Collected data entries |
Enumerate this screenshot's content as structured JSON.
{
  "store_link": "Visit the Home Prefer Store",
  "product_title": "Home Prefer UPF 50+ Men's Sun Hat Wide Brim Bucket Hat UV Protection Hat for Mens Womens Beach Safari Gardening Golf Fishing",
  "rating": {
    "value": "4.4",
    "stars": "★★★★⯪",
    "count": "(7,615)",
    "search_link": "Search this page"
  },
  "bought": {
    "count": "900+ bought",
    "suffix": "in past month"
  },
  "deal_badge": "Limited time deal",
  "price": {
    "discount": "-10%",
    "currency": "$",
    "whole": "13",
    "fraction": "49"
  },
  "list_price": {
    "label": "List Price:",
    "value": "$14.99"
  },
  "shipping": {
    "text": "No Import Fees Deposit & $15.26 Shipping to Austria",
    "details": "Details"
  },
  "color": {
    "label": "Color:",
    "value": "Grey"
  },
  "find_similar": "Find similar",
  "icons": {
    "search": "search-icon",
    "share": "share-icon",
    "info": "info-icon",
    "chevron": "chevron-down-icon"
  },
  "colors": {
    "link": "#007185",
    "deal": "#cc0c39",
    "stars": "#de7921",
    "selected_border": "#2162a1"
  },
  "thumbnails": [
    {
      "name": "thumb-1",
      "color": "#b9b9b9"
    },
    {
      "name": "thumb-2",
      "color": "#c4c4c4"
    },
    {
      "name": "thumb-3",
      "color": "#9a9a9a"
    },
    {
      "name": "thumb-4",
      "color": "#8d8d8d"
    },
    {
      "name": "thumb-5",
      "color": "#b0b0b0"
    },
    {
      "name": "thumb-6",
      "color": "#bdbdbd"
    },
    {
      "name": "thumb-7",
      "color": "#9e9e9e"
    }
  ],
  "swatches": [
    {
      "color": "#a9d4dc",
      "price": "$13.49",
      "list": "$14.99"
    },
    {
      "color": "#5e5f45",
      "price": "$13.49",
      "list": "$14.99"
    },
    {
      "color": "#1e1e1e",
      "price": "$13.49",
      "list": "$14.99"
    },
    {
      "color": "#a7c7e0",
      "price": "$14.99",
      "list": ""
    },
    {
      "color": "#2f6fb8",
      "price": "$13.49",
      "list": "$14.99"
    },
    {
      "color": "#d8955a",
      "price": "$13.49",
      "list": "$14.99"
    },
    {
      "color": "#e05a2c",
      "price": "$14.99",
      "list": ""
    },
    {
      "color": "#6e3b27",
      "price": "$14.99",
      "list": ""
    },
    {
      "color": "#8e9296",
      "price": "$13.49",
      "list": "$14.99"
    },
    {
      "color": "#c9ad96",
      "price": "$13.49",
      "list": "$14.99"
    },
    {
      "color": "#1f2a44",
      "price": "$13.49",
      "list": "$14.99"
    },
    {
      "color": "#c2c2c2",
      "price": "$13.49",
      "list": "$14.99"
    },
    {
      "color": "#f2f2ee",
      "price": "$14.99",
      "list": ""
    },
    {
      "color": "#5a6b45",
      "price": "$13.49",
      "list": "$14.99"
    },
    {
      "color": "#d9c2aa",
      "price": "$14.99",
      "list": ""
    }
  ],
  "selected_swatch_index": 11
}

Task to complete | Type out the full listing again, exactly as given.

Exercise result |
Enumerate this screenshot's content as structured JSON.
{
  "store_link": "Visit the Home Prefer Store",
  "product_title": "Home Prefer UPF 50+ Men's Sun Hat Wide Brim Bucket Hat UV Protection Hat for Mens Womens Beach Safari Gardening Golf Fishing",
  "rating": {
    "value": "4.4",
    "stars": "★★★★⯪",
    "count": "(7,615)",
    "search_link": "Search this page"
  },
  "bought": {
    "count": "900+ bought",
    "suffix": "in past month"
  },
  "deal_badge": "Limited time deal",
  "price": {
    "discount": "-10%",
    "currency": "$",
    "whole": "13",
    "fraction": "49"
  },
  "list_price": {
    "label": "List Price:",
    "value": "$14.99"
  },
  "shipping": {
    "text": "No Import Fees Deposit & $15.26 Shipping to Austria",
    "details": "Details"
  },
  "color": {
    "label": "Color:",
    "value": "Grey"
  },
  "find_similar": "Find similar",
  "icons": {
    "search": "search-icon",
    "share": "share-icon",
    "info": "info-icon",
    "chevron": "chevron-down-icon"
  },
  "colors": {
    "link": "#007185",
    "deal": "#cc0c39",
    "stars": "#de7921",
    "selected_border": "#2162a1"
  },
  "thumbnails": [
    {
      "name": "thumb-1",
      "color": "#b9b9b9"
    },
    {
      "name": "thumb-2",
      "color": "#c4c4c4"
    },
    {
      "name": "thumb-3",
      "color": "#9a9a9a"
    },
    {
      "name": "thumb-4",
      "color": "#8d8d8d"
    },
    {
      "name": "thumb-5",
      "color": "#b0b0b0"
    },
    {
      "name": "thumb-6",
      "color": "#bdbdbd"
    },
    {
      "name": "thumb-7",
      "color": "#9e9e9e"
    }
  ],
  "swatches": [
    {
      "color": "#a9d4dc",
      "price": "$13.49",
      "list": "$14.99"
    },
    {
      "color": "#5e5f45",
      "price": "$13.49",
      "list": "$14.99"
    },
    {
      "color": "#1e1e1e",
      "price": "$13.49",
      "list": "$14.99"
    },
    {
      "color": "#a7c7e0",
      "price": "$14.99",
      "list": ""
    },
    {
      "color": "#2f6fb8",
      "price": "$13.49",
      "list": "$14.99"
    },
    {
      "color": "#d8955a",
      "price": "$13.49",
      "list": "$14.99"
    },
    {
      "color": "#e05a2c",
      "price": "$14.99",
      "list": ""
    },
    {
      "color": "#6e3b27",
      "price": "$14.99",
      "list": ""
    },
    {
      "color": "#8e9296",
      "price": "$13.49",
      "list": "$14.99"
    },
    {
      "color": "#c9ad96",
      "price": "$13.49",
      "list": "$14.99"
    },
    {
      "color": "#1f2a44",
      "price": "$13.49",
      "list": "$14.99"
    },
    {
      "color": "#c2c2c2",
      "price": "$13.49",
      "list": "$14.99"
    },
    {
      "color": "#f2f2ee",
      "price": "$14.99",
      "list": ""
    },
    {
      "color": "#5a6b45",
      "price": "$13.49",
      "list": "$14.99"
    },
    {
      "color": "#d9c2aa",
      "price": "$14.99",
      "list": ""
    }
  ],
  "selected_swatch_index": 11
}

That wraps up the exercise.